■ **SET PROBLEM**: How many lines in the listing below include the word "Spending"? Reply with the count alone.

——————

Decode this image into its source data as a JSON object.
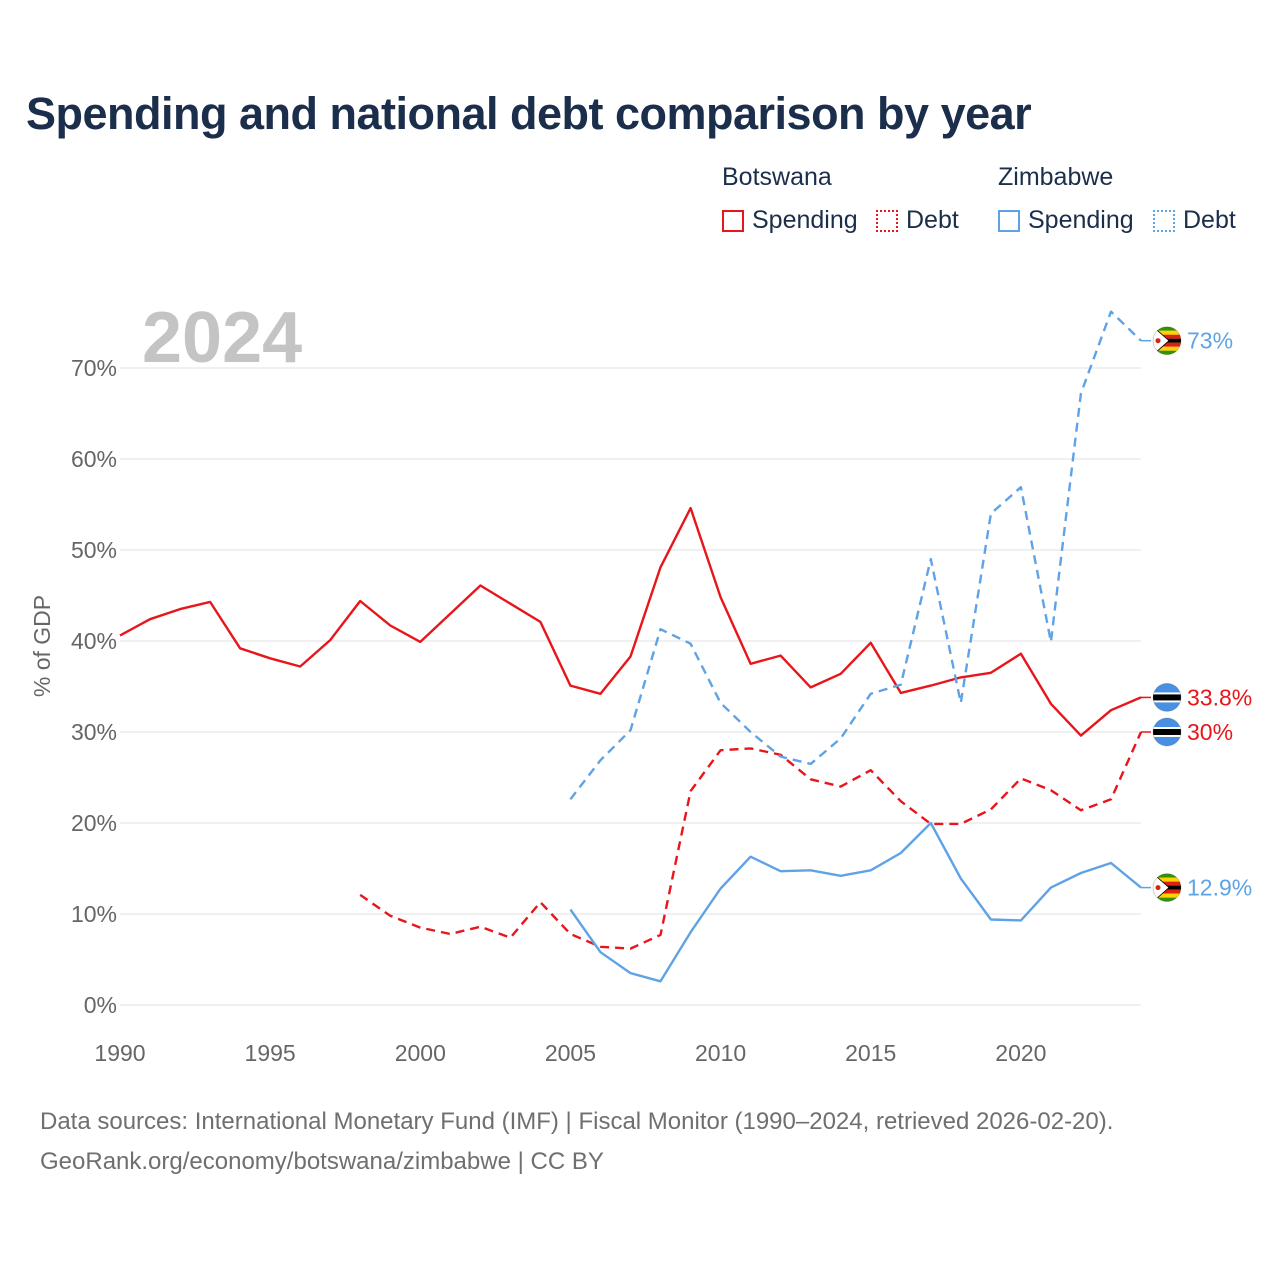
{
  "title": "Spending and national debt comparison by year",
  "legend": {
    "groups": [
      {
        "name": "Botswana",
        "items": [
          {
            "label": "Spending",
            "color": "#e8151b",
            "style": "solid"
          },
          {
            "label": "Debt",
            "color": "#e8151b",
            "style": "dotted"
          }
        ]
      },
      {
        "name": "Zimbabwe",
        "items": [
          {
            "label": "Spending",
            "color": "#5fa3e6",
            "style": "solid"
          },
          {
            "label": "Debt",
            "color": "#5fa3e6",
            "style": "dotted"
          }
        ]
      }
    ]
  },
  "year_overlay": "2024",
  "footer": {
    "line1": "Data sources: International Monetary Fund (IMF) | Fiscal Monitor (1990–2024, retrieved 2026-02-20).",
    "line2": "GeoRank.org/economy/botswana/zimbabwe | CC BY"
  },
  "chart_data": {
    "type": "line",
    "title": "Spending and national debt comparison by year",
    "xlabel": "",
    "ylabel": "% of GDP",
    "xlim": [
      1990,
      2024
    ],
    "ylim": [
      0,
      75
    ],
    "x_ticks": [
      1990,
      1995,
      2000,
      2005,
      2010,
      2015,
      2020
    ],
    "x_tick_labels": [
      "1990",
      "1995",
      "2000",
      "2005",
      "2010",
      "2015",
      "2020"
    ],
    "y_ticks": [
      0,
      10,
      20,
      30,
      40,
      50,
      60,
      70
    ],
    "y_tick_labels": [
      "0%",
      "10%",
      "20%",
      "30%",
      "40%",
      "50%",
      "60%",
      "70%"
    ],
    "grid": true,
    "series": [
      {
        "name": "Botswana Spending",
        "color": "#e8151b",
        "dash": "solid",
        "x": [
          1990,
          1991,
          1992,
          1993,
          1994,
          1995,
          1996,
          1997,
          1998,
          1999,
          2000,
          2001,
          2002,
          2003,
          2004,
          2005,
          2006,
          2007,
          2008,
          2009,
          2010,
          2011,
          2012,
          2013,
          2014,
          2015,
          2016,
          2017,
          2018,
          2019,
          2020,
          2021,
          2022,
          2023,
          2024
        ],
        "values": [
          40.6,
          42.4,
          43.5,
          44.3,
          39.2,
          38.1,
          37.2,
          40.1,
          44.4,
          41.7,
          39.9,
          43.0,
          46.1,
          44.1,
          42.1,
          35.1,
          34.2,
          38.3,
          48.1,
          54.6,
          44.8,
          37.5,
          38.4,
          34.9,
          36.4,
          39.8,
          34.3,
          35.1,
          36.0,
          36.5,
          38.6,
          33.1,
          29.6,
          32.4,
          33.8
        ],
        "end_label": "33.8%"
      },
      {
        "name": "Botswana Debt",
        "color": "#e8151b",
        "dash": "dashed",
        "x": [
          1998,
          1999,
          2000,
          2001,
          2002,
          2003,
          2004,
          2005,
          2006,
          2007,
          2008,
          2009,
          2010,
          2011,
          2012,
          2013,
          2014,
          2015,
          2016,
          2017,
          2018,
          2019,
          2020,
          2021,
          2022,
          2023,
          2024
        ],
        "values": [
          12.1,
          9.8,
          8.5,
          7.8,
          8.6,
          7.4,
          11.3,
          7.8,
          6.4,
          6.2,
          7.7,
          23.5,
          28.0,
          28.2,
          27.5,
          24.8,
          24.0,
          25.8,
          22.4,
          19.9,
          19.9,
          21.5,
          24.9,
          23.6,
          21.4,
          22.6,
          30.0
        ],
        "end_label": "30%"
      },
      {
        "name": "Zimbabwe Spending",
        "color": "#5fa3e6",
        "dash": "solid",
        "x": [
          2005,
          2006,
          2007,
          2008,
          2009,
          2010,
          2011,
          2012,
          2013,
          2014,
          2015,
          2016,
          2017,
          2018,
          2019,
          2020,
          2021,
          2022,
          2023,
          2024
        ],
        "values": [
          10.5,
          5.8,
          3.5,
          2.6,
          8.0,
          12.8,
          16.3,
          14.7,
          14.8,
          14.2,
          14.8,
          16.7,
          20.0,
          13.9,
          9.4,
          9.3,
          12.9,
          14.5,
          15.6,
          12.9
        ],
        "end_label": "12.9%"
      },
      {
        "name": "Zimbabwe Debt",
        "color": "#5fa3e6",
        "dash": "dashed",
        "x": [
          2005,
          2006,
          2007,
          2008,
          2009,
          2010,
          2011,
          2012,
          2013,
          2014,
          2015,
          2016,
          2017,
          2018,
          2019,
          2020,
          2021,
          2022,
          2023,
          2024
        ],
        "values": [
          22.6,
          26.9,
          30.2,
          41.3,
          39.7,
          33.2,
          30.0,
          27.3,
          26.5,
          29.3,
          34.2,
          35.2,
          49.0,
          33.2,
          54.0,
          56.9,
          39.9,
          67.2,
          76.2,
          73.0
        ],
        "end_label": "73%"
      }
    ]
  }
}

——————

■ **FINISHED ANSWER**: 6